**AIM OF THE TASK**
Reproduce this listing in full.

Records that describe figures

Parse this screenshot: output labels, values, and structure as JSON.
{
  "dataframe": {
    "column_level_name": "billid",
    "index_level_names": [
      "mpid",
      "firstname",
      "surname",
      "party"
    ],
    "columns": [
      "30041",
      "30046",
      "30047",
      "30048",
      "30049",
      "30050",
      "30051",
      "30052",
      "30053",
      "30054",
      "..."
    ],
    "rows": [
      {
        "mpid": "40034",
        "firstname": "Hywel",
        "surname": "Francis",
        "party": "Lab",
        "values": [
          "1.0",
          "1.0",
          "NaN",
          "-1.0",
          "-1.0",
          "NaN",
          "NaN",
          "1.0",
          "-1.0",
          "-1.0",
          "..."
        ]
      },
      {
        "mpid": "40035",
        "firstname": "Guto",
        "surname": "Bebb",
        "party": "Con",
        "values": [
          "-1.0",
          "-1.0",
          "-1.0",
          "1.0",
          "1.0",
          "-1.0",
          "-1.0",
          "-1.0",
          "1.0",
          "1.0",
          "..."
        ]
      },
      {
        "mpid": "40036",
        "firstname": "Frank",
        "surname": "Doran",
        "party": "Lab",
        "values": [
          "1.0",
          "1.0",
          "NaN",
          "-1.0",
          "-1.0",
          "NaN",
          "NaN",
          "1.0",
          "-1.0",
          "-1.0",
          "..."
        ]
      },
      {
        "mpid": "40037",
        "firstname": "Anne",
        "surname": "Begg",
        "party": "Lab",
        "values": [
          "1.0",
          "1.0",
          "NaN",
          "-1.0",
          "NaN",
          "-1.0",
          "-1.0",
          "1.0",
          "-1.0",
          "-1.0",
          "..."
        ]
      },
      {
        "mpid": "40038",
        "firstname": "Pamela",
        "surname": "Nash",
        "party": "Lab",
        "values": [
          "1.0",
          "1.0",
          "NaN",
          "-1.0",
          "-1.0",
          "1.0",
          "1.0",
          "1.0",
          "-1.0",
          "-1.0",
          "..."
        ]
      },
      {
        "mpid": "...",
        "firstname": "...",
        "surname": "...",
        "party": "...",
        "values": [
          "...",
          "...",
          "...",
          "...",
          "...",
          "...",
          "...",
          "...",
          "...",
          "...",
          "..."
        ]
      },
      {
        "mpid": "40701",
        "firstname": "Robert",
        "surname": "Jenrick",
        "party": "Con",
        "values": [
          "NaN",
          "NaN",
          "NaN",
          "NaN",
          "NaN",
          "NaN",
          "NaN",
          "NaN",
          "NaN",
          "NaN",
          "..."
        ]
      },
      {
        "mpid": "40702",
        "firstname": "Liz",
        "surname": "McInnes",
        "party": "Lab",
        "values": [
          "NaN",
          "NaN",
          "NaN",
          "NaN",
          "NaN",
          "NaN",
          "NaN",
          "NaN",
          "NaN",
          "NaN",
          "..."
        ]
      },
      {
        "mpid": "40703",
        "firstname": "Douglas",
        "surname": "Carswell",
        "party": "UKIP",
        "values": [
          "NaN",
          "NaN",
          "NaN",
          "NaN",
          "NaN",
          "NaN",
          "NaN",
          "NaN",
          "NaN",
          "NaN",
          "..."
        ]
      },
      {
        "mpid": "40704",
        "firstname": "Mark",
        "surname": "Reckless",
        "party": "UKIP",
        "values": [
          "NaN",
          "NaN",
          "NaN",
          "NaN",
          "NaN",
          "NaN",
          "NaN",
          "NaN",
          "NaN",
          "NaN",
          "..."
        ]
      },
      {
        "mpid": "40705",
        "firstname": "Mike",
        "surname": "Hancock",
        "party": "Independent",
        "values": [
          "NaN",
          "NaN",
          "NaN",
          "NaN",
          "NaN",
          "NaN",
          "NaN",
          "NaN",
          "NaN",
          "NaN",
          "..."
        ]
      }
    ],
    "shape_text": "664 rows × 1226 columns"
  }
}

**IN RESPONSE**
Parse this screenshot: output labels, values, and structure as JSON.
{
  "dataframe": {
    "column_level_name": "billid",
    "index_level_names": [
      "mpid",
      "firstname",
      "surname",
      "party"
    ],
    "columns": [
      "30041",
      "30046",
      "30047",
      "30048",
      "30049",
      "30050",
      "30051",
      "30052",
      "30053",
      "30054",
      "..."
    ],
    "rows": [
      {
        "mpid": "40034",
        "firstname": "Hywel",
        "surname": "Francis",
        "party": "Lab",
        "values": [
          "1.0",
          "1.0",
          "NaN",
          "-1.0",
          "-1.0",
          "NaN",
          "NaN",
          "1.0",
          "-1.0",
          "-1.0",
          "..."
        ]
      },
      {
        "mpid": "40035",
        "firstname": "Guto",
        "surname": "Bebb",
        "party": "Con",
        "values": [
          "-1.0",
          "-1.0",
          "-1.0",
          "1.0",
          "1.0",
          "-1.0",
          "-1.0",
          "-1.0",
          "1.0",
          "1.0",
          "..."
        ]
      },
      {
        "mpid": "40036",
        "firstname": "Frank",
        "surname": "Doran",
        "party": "Lab",
        "values": [
          "1.0",
          "1.0",
          "NaN",
          "-1.0",
          "-1.0",
          "NaN",
          "NaN",
          "1.0",
          "-1.0",
          "-1.0",
          "..."
        ]
      },
      {
        "mpid": "40037",
        "firstname": "Anne",
        "surname": "Begg",
        "party": "Lab",
        "values": [
          "1.0",
          "1.0",
          "NaN",
          "-1.0",
          "NaN",
          "-1.0",
          "-1.0",
          "1.0",
          "-1.0",
          "-1.0",
          "..."
        ]
      },
      {
        "mpid": "40038",
        "firstname": "Pamela",
        "surname": "Nash",
        "party": "Lab",
        "values": [
          "1.0",
          "1.0",
          "NaN",
          "-1.0",
          "-1.0",
          "1.0",
          "1.0",
          "1.0",
          "-1.0",
          "-1.0",
          "..."
        ]
      },
      {
        "mpid": "...",
        "firstname": "...",
        "surname": "...",
        "party": "...",
        "values": [
          "...",
          "...",
          "...",
          "...",
          "...",
          "...",
          "...",
          "...",
          "...",
          "...",
          "..."
        ]
      },
      {
        "mpid": "40701",
        "firstname": "Robert",
        "surname": "Jenrick",
        "party": "Con",
        "values": [
          "NaN",
          "NaN",
          "NaN",
          "NaN",
          "NaN",
          "NaN",
          "NaN",
          "NaN",
          "NaN",
          "NaN",
          "..."
        ]
      },
      {
        "mpid": "40702",
        "firstname": "Liz",
        "surname": "McInnes",
        "party": "Lab",
        "values": [
          "NaN",
          "NaN",
          "NaN",
          "NaN",
          "NaN",
          "NaN",
          "NaN",
          "NaN",
          "NaN",
          "NaN",
          "..."
        ]
      },
      {
        "mpid": "40703",
        "firstname": "Douglas",
        "surname": "Carswell",
        "party": "UKIP",
        "values": [
          "NaN",
          "NaN",
          "NaN",
          "NaN",
          "NaN",
          "NaN",
          "NaN",
          "NaN",
          "NaN",
          "NaN",
          "..."
        ]
      },
      {
        "mpid": "40704",
        "firstname": "Mark",
        "surname": "Reckless",
        "party": "UKIP",
        "values": [
          "NaN",
          "NaN",
          "NaN",
          "NaN",
          "NaN",
          "NaN",
          "NaN",
          "NaN",
          "NaN",
          "NaN",
          "..."
        ]
      },
      {
        "mpid": "40705",
        "firstname": "Mike",
        "surname": "Hancock",
        "party": "Independent",
        "values": [
          "NaN",
          "NaN",
          "NaN",
          "NaN",
          "NaN",
          "NaN",
          "NaN",
          "NaN",
          "NaN",
          "NaN",
          "..."
        ]
      }
    ],
    "shape_text": "664 rows × 1226 columns"
  }
}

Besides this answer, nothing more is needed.